◆ **OBJECTIVE**
Scan the entries and tally the lines that include the string "предлагающій". Reply with the figure alone.

◆ **SUPPLIED MATERIAL**

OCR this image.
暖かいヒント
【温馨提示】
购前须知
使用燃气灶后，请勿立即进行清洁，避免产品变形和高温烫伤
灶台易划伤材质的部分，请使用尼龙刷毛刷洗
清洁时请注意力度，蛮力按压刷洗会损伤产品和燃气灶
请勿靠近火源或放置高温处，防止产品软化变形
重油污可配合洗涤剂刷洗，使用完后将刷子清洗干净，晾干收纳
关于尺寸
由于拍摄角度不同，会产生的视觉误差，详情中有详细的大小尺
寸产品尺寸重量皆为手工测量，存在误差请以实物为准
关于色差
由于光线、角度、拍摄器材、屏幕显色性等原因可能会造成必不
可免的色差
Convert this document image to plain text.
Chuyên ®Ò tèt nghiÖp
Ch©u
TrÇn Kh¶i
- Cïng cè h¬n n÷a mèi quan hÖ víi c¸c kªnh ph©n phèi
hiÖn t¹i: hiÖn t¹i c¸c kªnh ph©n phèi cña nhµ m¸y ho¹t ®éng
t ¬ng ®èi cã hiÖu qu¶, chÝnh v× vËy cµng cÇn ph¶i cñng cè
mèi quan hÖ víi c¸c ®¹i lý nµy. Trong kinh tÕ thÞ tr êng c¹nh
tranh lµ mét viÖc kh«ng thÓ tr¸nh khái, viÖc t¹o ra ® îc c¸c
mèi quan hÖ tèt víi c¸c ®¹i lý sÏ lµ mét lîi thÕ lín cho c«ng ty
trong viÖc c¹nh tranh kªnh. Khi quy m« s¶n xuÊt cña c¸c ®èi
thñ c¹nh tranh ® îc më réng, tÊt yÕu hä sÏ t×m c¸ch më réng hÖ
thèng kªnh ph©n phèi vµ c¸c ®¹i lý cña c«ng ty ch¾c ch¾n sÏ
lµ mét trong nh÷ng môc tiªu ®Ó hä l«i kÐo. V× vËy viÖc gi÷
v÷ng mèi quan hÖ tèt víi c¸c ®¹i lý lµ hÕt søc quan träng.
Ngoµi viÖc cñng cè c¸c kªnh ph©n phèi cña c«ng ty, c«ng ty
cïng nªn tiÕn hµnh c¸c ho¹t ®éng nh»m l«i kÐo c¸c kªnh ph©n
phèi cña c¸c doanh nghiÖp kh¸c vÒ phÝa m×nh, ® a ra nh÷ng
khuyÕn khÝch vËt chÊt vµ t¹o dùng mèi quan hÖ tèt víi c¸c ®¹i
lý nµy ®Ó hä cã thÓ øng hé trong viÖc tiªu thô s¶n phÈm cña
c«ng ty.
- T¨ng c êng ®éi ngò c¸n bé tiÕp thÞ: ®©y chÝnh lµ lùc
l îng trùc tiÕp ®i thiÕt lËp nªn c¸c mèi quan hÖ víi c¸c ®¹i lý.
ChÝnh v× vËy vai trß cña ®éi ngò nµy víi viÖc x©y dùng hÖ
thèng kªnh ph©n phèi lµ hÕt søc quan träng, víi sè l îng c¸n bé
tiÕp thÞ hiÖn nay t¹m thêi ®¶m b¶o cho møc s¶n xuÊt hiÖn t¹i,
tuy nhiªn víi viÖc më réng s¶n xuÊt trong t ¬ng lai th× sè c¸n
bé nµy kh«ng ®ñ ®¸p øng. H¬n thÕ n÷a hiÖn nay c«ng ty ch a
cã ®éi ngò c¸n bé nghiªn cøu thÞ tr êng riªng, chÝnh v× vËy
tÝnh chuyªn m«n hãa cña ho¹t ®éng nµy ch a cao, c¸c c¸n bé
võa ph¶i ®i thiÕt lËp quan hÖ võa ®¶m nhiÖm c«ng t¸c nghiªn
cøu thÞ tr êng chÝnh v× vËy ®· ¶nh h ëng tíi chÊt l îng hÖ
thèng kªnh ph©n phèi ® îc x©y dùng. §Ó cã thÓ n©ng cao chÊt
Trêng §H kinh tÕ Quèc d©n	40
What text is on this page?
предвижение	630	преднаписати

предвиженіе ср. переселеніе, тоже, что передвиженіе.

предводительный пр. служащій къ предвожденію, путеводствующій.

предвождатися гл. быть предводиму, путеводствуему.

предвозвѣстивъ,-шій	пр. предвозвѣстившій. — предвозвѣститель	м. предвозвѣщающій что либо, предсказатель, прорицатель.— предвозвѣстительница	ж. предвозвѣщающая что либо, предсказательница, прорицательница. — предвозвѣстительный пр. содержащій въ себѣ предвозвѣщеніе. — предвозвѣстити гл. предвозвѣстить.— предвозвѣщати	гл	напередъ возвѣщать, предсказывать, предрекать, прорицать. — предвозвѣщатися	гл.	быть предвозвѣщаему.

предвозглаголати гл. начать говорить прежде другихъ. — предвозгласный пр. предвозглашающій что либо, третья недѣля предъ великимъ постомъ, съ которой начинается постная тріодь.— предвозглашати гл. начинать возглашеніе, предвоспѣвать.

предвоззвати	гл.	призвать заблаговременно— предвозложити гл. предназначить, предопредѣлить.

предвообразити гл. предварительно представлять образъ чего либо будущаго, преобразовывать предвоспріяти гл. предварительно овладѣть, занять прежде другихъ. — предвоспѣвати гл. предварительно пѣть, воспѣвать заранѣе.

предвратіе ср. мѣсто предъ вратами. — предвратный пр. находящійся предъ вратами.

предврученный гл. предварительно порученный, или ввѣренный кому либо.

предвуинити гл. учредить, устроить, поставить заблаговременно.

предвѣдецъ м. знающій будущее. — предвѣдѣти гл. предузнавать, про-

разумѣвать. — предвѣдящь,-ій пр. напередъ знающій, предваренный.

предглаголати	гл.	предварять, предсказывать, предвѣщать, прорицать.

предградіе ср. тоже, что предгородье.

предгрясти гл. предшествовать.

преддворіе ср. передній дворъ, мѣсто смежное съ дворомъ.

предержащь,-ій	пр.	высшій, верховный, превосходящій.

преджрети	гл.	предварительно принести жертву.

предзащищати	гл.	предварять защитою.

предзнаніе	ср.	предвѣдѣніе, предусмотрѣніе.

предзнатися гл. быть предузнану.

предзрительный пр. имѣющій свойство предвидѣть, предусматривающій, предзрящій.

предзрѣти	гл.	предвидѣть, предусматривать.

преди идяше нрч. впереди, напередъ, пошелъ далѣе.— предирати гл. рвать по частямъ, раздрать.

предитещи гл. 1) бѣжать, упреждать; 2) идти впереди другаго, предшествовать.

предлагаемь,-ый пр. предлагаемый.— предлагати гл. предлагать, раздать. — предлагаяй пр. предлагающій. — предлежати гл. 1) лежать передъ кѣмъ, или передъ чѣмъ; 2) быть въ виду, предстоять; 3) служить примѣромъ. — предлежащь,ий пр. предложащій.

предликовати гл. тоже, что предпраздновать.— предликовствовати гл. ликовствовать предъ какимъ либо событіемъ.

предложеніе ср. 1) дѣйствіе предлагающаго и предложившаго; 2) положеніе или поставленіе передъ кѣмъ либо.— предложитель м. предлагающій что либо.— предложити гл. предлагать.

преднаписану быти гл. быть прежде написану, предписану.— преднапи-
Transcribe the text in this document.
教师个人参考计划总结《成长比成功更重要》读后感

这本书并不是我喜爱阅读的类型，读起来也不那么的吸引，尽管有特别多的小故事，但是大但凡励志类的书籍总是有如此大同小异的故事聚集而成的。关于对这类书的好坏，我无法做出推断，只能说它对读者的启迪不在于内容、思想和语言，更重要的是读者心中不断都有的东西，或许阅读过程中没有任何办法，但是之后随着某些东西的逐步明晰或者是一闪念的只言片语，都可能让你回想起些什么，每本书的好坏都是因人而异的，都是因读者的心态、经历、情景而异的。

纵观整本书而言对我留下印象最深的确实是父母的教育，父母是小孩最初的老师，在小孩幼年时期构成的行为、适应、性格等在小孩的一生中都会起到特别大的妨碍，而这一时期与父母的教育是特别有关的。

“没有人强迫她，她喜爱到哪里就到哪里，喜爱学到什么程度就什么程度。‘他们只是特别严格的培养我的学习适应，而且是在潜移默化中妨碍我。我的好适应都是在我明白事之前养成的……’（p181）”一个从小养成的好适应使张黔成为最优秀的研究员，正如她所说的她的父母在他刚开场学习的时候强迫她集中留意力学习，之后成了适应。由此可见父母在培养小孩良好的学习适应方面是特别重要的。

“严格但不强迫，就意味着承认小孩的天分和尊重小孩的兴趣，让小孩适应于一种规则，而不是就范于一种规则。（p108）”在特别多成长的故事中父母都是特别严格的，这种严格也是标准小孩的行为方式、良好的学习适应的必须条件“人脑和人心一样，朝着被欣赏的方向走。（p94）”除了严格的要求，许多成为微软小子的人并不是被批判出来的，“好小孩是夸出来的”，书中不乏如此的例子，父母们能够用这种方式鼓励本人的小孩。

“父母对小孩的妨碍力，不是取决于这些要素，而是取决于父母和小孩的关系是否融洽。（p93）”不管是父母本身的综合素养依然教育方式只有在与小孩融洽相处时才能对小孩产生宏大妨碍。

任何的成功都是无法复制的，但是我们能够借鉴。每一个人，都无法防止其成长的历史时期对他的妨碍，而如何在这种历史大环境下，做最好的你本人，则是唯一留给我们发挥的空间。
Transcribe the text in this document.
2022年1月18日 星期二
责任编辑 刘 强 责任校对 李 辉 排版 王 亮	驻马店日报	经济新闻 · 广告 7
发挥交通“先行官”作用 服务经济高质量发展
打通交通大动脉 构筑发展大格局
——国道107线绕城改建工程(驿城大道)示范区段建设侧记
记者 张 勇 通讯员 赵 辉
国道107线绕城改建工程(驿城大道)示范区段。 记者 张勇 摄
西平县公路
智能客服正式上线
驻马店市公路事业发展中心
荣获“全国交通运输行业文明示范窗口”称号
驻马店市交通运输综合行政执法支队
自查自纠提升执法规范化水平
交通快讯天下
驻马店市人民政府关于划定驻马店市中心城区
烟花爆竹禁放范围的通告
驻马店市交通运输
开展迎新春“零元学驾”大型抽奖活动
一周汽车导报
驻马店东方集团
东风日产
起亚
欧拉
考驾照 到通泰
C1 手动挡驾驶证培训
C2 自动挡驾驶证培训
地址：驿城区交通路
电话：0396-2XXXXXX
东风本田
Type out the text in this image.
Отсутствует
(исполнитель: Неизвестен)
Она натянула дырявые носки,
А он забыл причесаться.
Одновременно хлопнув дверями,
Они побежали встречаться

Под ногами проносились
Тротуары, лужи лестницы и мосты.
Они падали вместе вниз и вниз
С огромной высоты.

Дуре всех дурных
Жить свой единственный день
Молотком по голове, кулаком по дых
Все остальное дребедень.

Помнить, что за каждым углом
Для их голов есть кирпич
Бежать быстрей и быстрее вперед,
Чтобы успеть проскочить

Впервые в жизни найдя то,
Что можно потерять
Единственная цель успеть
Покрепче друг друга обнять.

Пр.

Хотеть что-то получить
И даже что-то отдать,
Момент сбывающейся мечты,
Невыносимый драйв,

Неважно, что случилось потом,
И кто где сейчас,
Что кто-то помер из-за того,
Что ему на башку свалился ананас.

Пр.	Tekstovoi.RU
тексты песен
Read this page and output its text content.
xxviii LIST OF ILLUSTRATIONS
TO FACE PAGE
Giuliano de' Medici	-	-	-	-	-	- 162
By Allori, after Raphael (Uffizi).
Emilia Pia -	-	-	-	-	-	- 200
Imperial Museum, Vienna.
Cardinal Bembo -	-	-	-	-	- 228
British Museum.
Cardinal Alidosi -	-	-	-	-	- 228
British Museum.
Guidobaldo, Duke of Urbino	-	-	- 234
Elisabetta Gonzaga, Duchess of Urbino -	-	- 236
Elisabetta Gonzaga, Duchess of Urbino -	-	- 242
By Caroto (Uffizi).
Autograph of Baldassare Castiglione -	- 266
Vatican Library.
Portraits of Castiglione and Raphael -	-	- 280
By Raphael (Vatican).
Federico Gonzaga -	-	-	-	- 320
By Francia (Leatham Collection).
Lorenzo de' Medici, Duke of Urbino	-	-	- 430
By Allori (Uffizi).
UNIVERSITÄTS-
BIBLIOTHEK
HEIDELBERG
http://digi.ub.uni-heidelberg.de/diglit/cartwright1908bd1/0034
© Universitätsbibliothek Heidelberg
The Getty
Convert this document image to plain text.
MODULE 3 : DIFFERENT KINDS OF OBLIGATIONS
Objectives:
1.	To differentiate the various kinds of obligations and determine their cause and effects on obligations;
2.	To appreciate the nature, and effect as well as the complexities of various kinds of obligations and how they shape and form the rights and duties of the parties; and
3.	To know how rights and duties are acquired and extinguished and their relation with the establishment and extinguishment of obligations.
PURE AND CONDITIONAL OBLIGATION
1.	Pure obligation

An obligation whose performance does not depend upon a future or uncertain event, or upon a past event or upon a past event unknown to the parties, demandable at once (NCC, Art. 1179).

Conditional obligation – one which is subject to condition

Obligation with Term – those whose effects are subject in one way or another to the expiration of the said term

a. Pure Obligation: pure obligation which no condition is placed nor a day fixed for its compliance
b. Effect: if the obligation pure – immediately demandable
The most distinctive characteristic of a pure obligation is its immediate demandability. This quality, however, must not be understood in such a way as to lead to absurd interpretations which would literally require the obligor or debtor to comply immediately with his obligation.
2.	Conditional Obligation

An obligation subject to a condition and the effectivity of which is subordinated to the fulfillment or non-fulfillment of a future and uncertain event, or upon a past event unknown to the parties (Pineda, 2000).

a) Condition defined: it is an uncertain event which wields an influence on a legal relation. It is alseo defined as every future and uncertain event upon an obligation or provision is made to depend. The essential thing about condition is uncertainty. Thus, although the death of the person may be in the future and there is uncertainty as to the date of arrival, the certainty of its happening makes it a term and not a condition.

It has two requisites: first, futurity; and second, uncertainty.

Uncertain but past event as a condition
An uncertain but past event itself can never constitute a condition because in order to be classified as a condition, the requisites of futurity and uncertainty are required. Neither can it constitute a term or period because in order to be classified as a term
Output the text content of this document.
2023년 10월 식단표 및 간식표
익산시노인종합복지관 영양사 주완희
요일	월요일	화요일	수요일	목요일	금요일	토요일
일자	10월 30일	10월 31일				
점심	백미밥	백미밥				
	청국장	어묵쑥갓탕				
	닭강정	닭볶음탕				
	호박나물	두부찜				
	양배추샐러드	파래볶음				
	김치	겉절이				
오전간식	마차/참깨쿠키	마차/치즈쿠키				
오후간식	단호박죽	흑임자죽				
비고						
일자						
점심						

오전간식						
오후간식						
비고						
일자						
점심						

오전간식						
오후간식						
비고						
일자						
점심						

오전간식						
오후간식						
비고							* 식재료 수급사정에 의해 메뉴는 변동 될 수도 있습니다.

◆ **EXERCISE SOLUTION**
2